Would it be possible to write out each entry below exactly, without the pictures?

Input for this task
-----
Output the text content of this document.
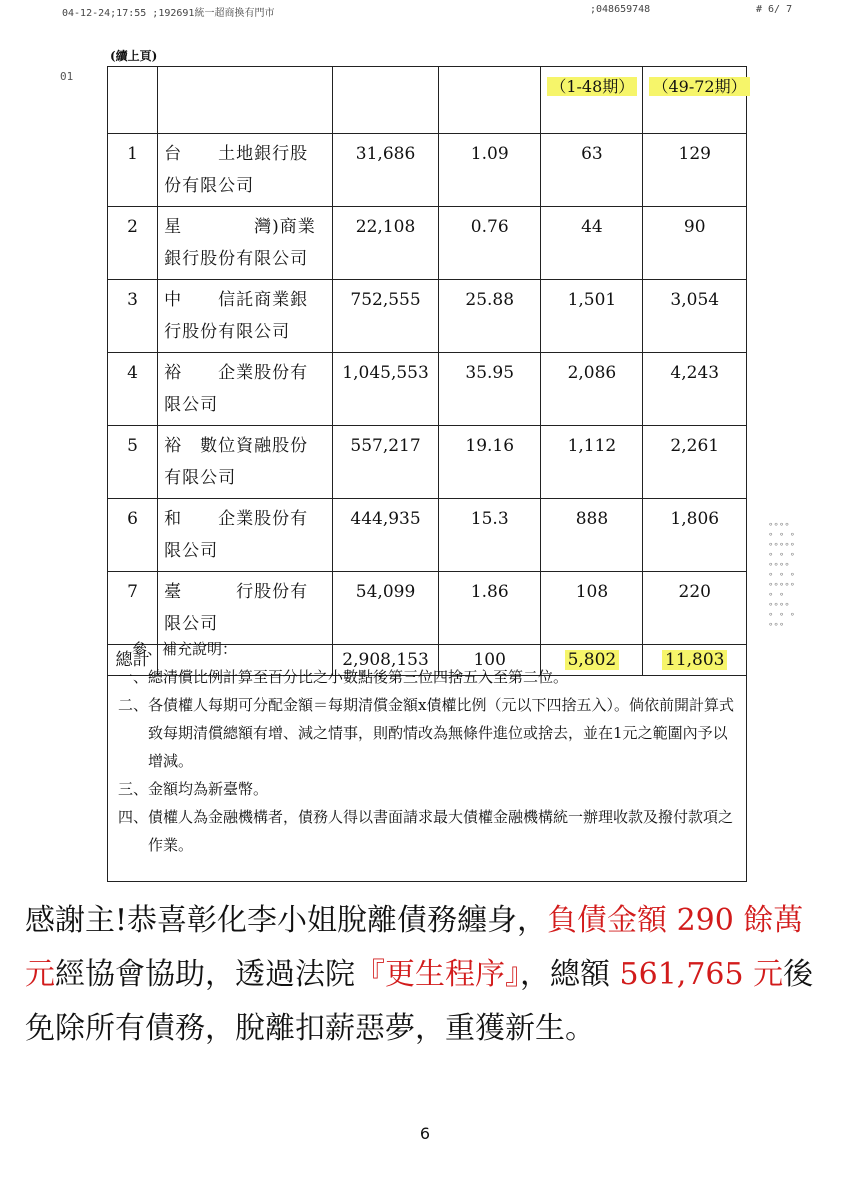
04-12-24;17:55 ;192691統一超商換有門市	;048659748	# 6/ 7
(續上頁)
01
				（1-48期）	（49-72期）
1	台　　土地銀行股份有限公司	31,686	1.09	63	129
2	星　　　　灣)商業銀行股份有限公司	22,108	0.76	44	90
3	中　　信託商業銀行股份有限公司	752,555	25.88	1,501	3,054
4	裕　　企業股份有限公司	1,045,553	35.95	2,086	4,243
5	裕　數位資融股份有限公司	557,217	19.16	1,112	2,261
6	和　　企業股份有限公司	444,935	15.3	888	1,806
7	臺　　　行股份有限公司	54,099	1.86	108	220
總計		2,908,153	100	5,802	11,803
參、補充說明：
一、 總清償比例計算至百分比之小數點後第三位四捨五入至第二位。
二、 各債權人每期可分配金額＝每期清償金額x債權比例（元以下四捨五入）。倘依前開計算式致每期清償總額有增、減之情事，則酌情改為無條件進位或捨去，並在1元之範圍內予以增減。
三、 金額均為新臺幣。
四、 債權人為金融機構者，債務人得以書面請求最大債權金融機構統一辦理收款及撥付款項之作業。
感謝主!恭喜彰化李小姐脫離債務纏身，負債金額 290 餘萬元經協會協助，透過法院『更生程序』，總額 561,765 元後免除所有債務，脫離扣薪惡夢，重獲新生。
6
∘∘∘∘
∘ ∘ ∘
∘∘∘∘∘
∘ ∘ ∘
∘∘∘∘
∘ ∘ ∘
∘∘∘∘∘
∘ ∘
∘∘∘∘
∘ ∘ ∘
∘∘∘
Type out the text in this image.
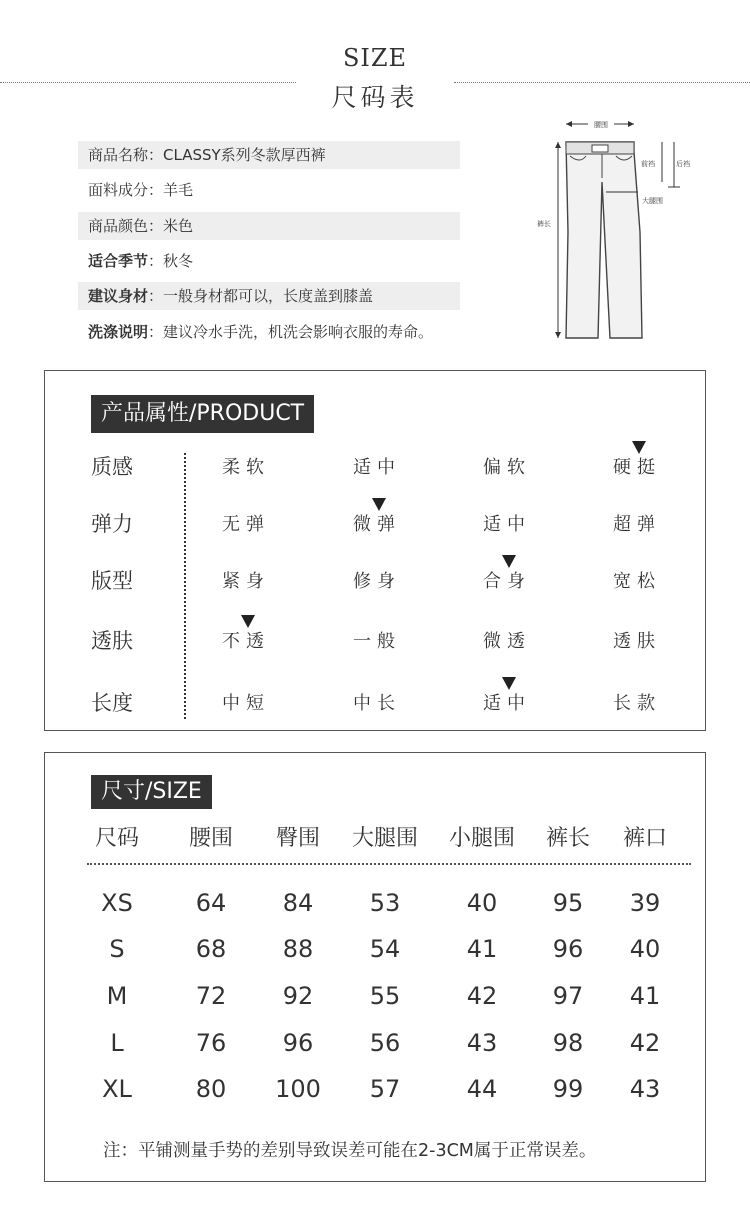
SIZE
尺码表
商品名称：CLASSY系列冬款厚西裤
面料成分：羊毛
商品颜色：米色
适合季节：秋冬
建议身材：一般身材都可以，长度盖到膝盖
洗涤说明：建议冷水手洗，机洗会影响衣服的寿命。
腰围
前裆	后裆
大腿围
裤长
产品属性/PRODUCT
质感	柔软	适中	偏软	硬挺
弹力	无弹	微弹	适中	超弹
版型	紧身	修身	合身	宽松
透肤	不透	一般	微透	透肤
长度	中短	中长	适中	长款
尺寸/SIZE
尺码	腰围	臀围	大腿围	小腿围	裤长	裤口
XS	64	84	53	40	95	39
S	68	88	54	41	96	40
M	72	92	55	42	97	41
L	76	96	56	43	98	42
XL	80	100	57	44	99	43
注：平铺测量手势的差别导致误差可能在2-3CM属于正常误差。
-----
Task solution
Output the text content of this document.
04-12-24;17:55 ;192691統一超商換有門市	;048659748	# 6/ 7
(續上頁)
01
				（1-48期）	（49-72期）
1	台　　土地銀行股份有限公司	31,686	1.09	63	129
2	星　　　　灣)商業銀行股份有限公司	22,108	0.76	44	90
3	中　　信託商業銀行股份有限公司	752,555	25.88	1,501	3,054
4	裕　　企業股份有限公司	1,045,553	35.95	2,086	4,243
5	裕　數位資融股份有限公司	557,217	19.16	1,112	2,261
6	和　　企業股份有限公司	444,935	15.3	888	1,806
7	臺　　　行股份有限公司	54,099	1.86	108	220
總計		2,908,153	100	5,802	11,803
參、補充說明：
一、 總清償比例計算至百分比之小數點後第三位四捨五入至第二位。
二、 各債權人每期可分配金額＝每期清償金額x債權比例（元以下四捨五入）。倘依前開計算式致每期清償總額有增、減之情事，則酌情改為無條件進位或捨去，並在1元之範圍內予以增減。
三、 金額均為新臺幣。
四、 債權人為金融機構者，債務人得以書面請求最大債權金融機構統一辦理收款及撥付款項之作業。
感謝主!恭喜彰化李小姐脫離債務纏身，負債金額 290 餘萬元經協會協助，透過法院『更生程序』，總額 561,765 元後免除所有債務，脫離扣薪惡夢，重獲新生。
6
∘∘∘∘
∘ ∘ ∘
∘∘∘∘∘
∘ ∘ ∘
∘∘∘∘
∘ ∘ ∘
∘∘∘∘∘
∘ ∘
∘∘∘∘
∘ ∘ ∘
∘∘∘
Type out the text in this image.
SIZE
尺码表
商品名称：CLASSY系列冬款厚西裤
面料成分：羊毛
商品颜色：米色
适合季节：秋冬
建议身材：一般身材都可以，长度盖到膝盖
洗涤说明：建议冷水手洗，机洗会影响衣服的寿命。
腰围
前裆	后裆
大腿围
裤长
产品属性/PRODUCT
质感	柔软	适中	偏软	硬挺
弹力	无弹	微弹	适中	超弹
版型	紧身	修身	合身	宽松
透肤	不透	一般	微透	透肤
长度	中短	中长	适中	长款
尺寸/SIZE
尺码	腰围	臀围	大腿围	小腿围	裤长	裤口
XS	64	84	53	40	95	39
S	68	88	54	41	96	40
M	72	92	55	42	97	41
L	76	96	56	43	98	42
XL	80	100	57	44	99	43
注：平铺测量手势的差别导致误差可能在2-3CM属于正常误差。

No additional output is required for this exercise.